> [WHAT IS NEEDED]: Lines holding the string "even" are the ones to copy; find them all in the data.

> [GIVEN RECORDS]:
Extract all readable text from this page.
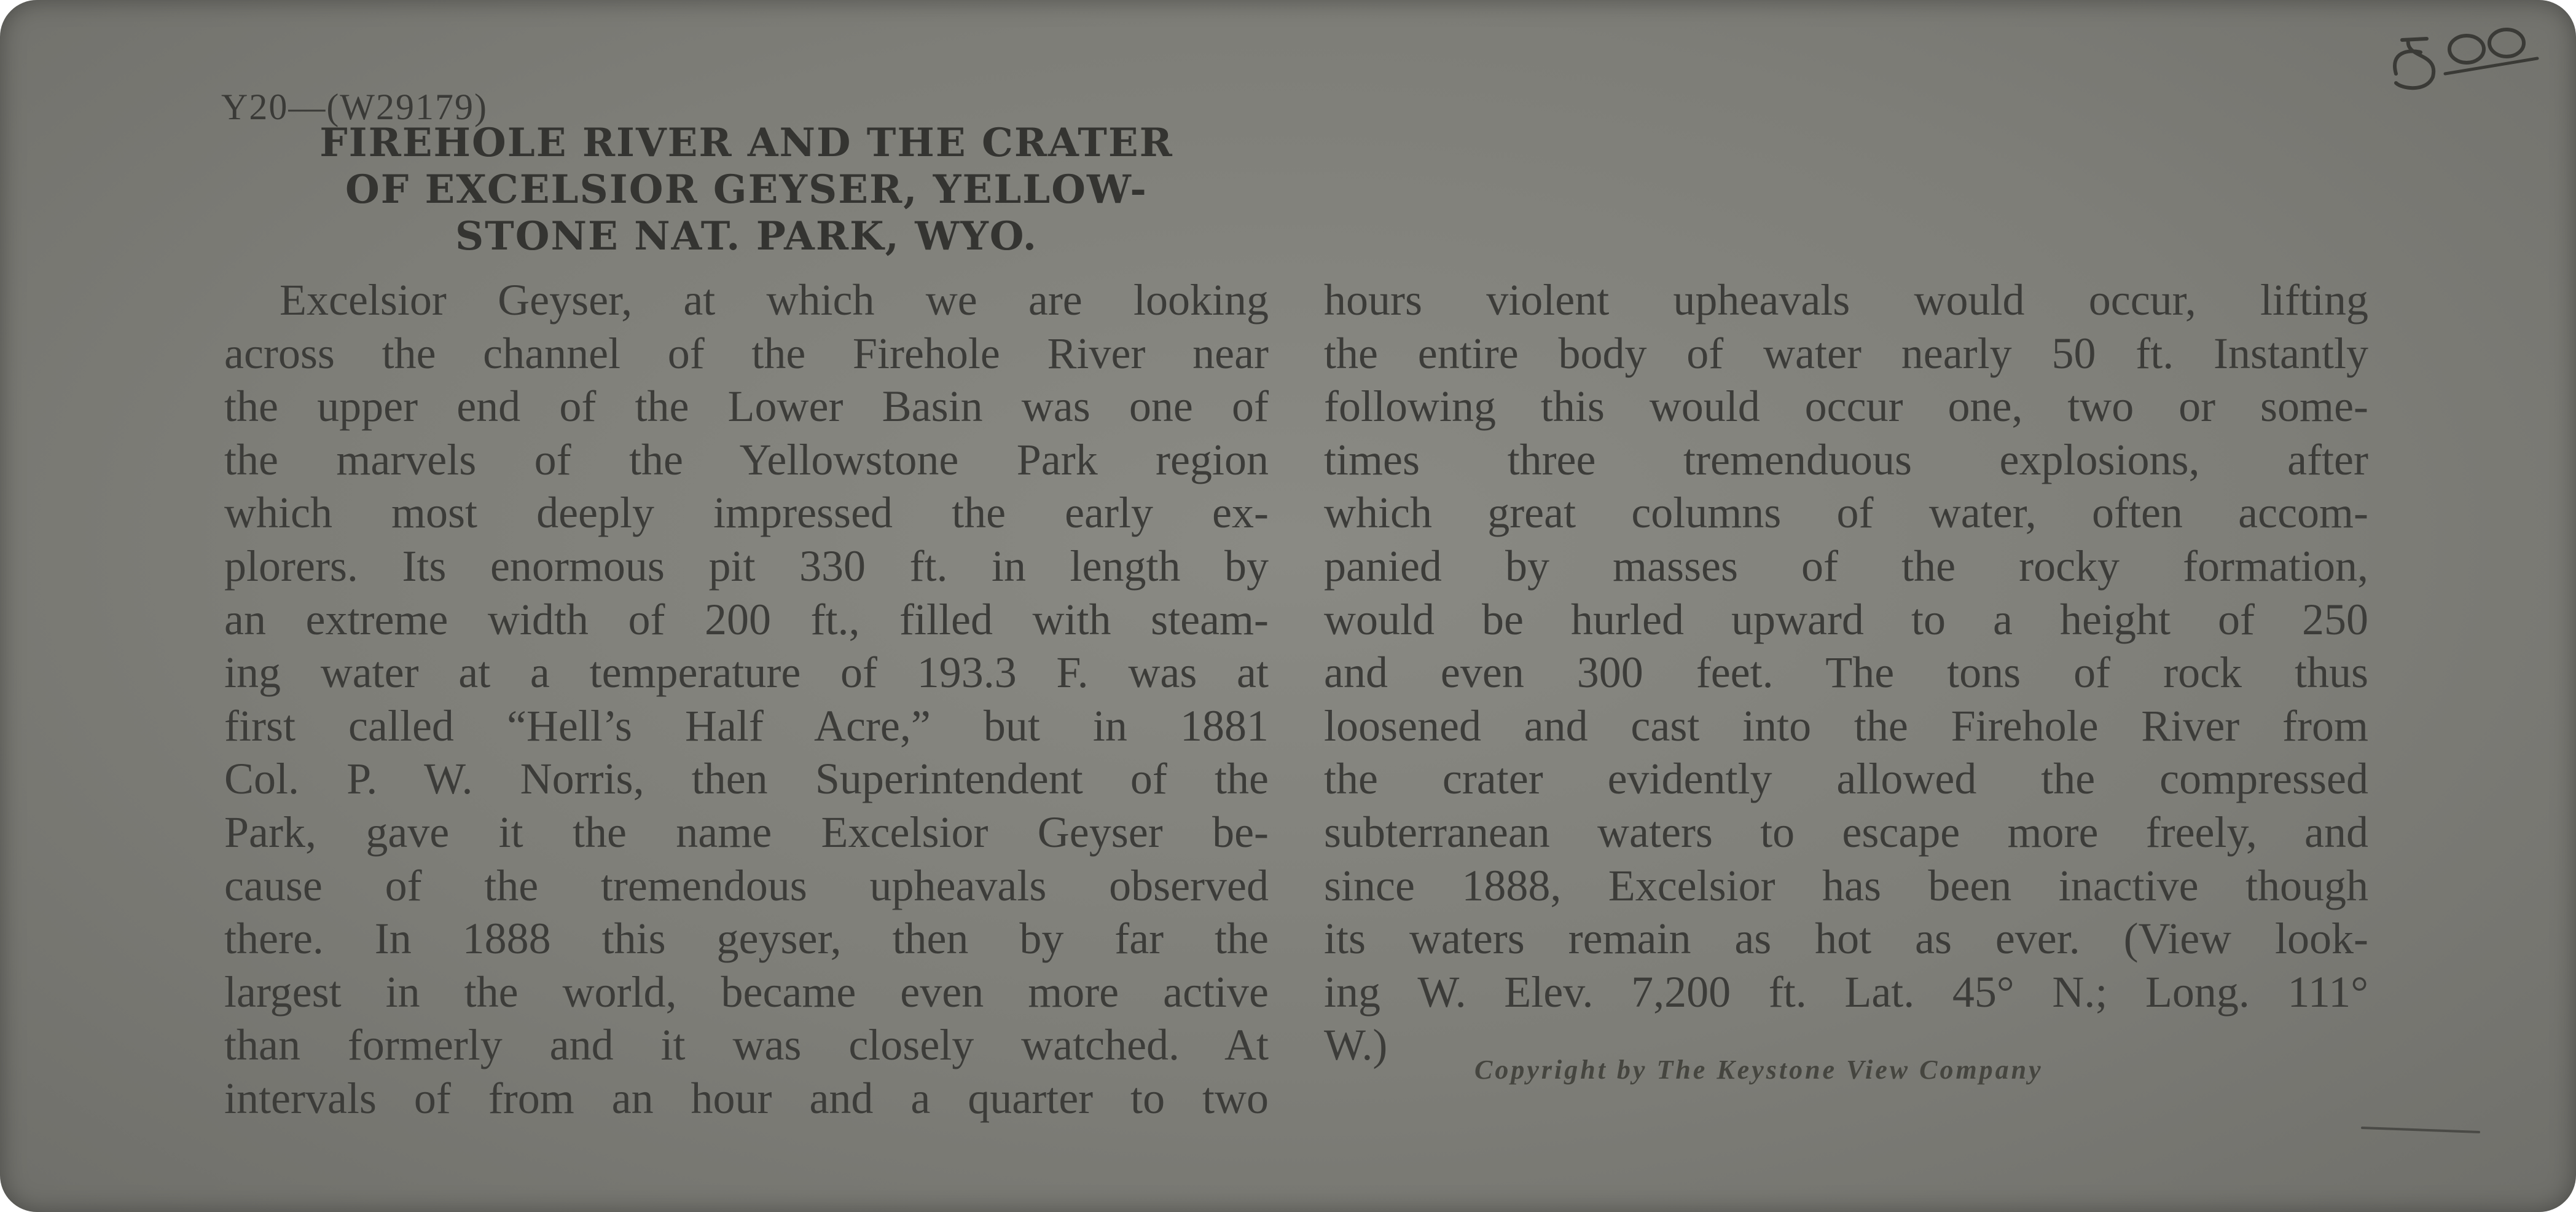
Y20—(W29179)
FIREHOLE RIVER AND THE CRATER
OF EXCELSIOR GEYSER, YELLOW-
STONE NAT. PARK, WYO.
Excelsior Geyser, at which we are looking
across the channel of the Firehole River near
the upper end of the Lower Basin was one of
the marvels of the Yellowstone Park region
which most deeply impressed the early ex-
plorers. Its enormous pit 330 ft. in length by
an extreme width of 200 ft., filled with steam-
ing water at a temperature of 193.3 F. was at
first called “Hell’s Half Acre,” but in 1881
Col. P. W. Norris, then Superintendent of the
Park, gave it the name Excelsior Geyser be-
cause of the tremendous upheavals observed
there. In 1888 this geyser, then by far the
largest in the world, became even more active
than formerly and it was closely watched. At
intervals of from an hour and a quarter to two
hours violent upheavals would occur, lifting
the entire body of water nearly 50 ft. Instantly
following this would occur one, two or some-
times three tremenduous explosions, after
which great columns of water, often accom-
panied by masses of the rocky formation,
would be hurled upward to a height of 250
and even 300 feet. The tons of rock thus
loosened and cast into the Firehole River from
the crater evidently allowed the compressed
subterranean waters to escape more freely, and
since 1888, Excelsior has been inactive though
its waters remain as hot as ever. (View look-
ing W. Elev. 7,200 ft. Lat. 45° N.; Long. 111°
W.)
Copyright by The Keystone View Company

> [FULL RESPONSE]:
largest in the world, became even more active
and even 300 feet. The tons of rock thus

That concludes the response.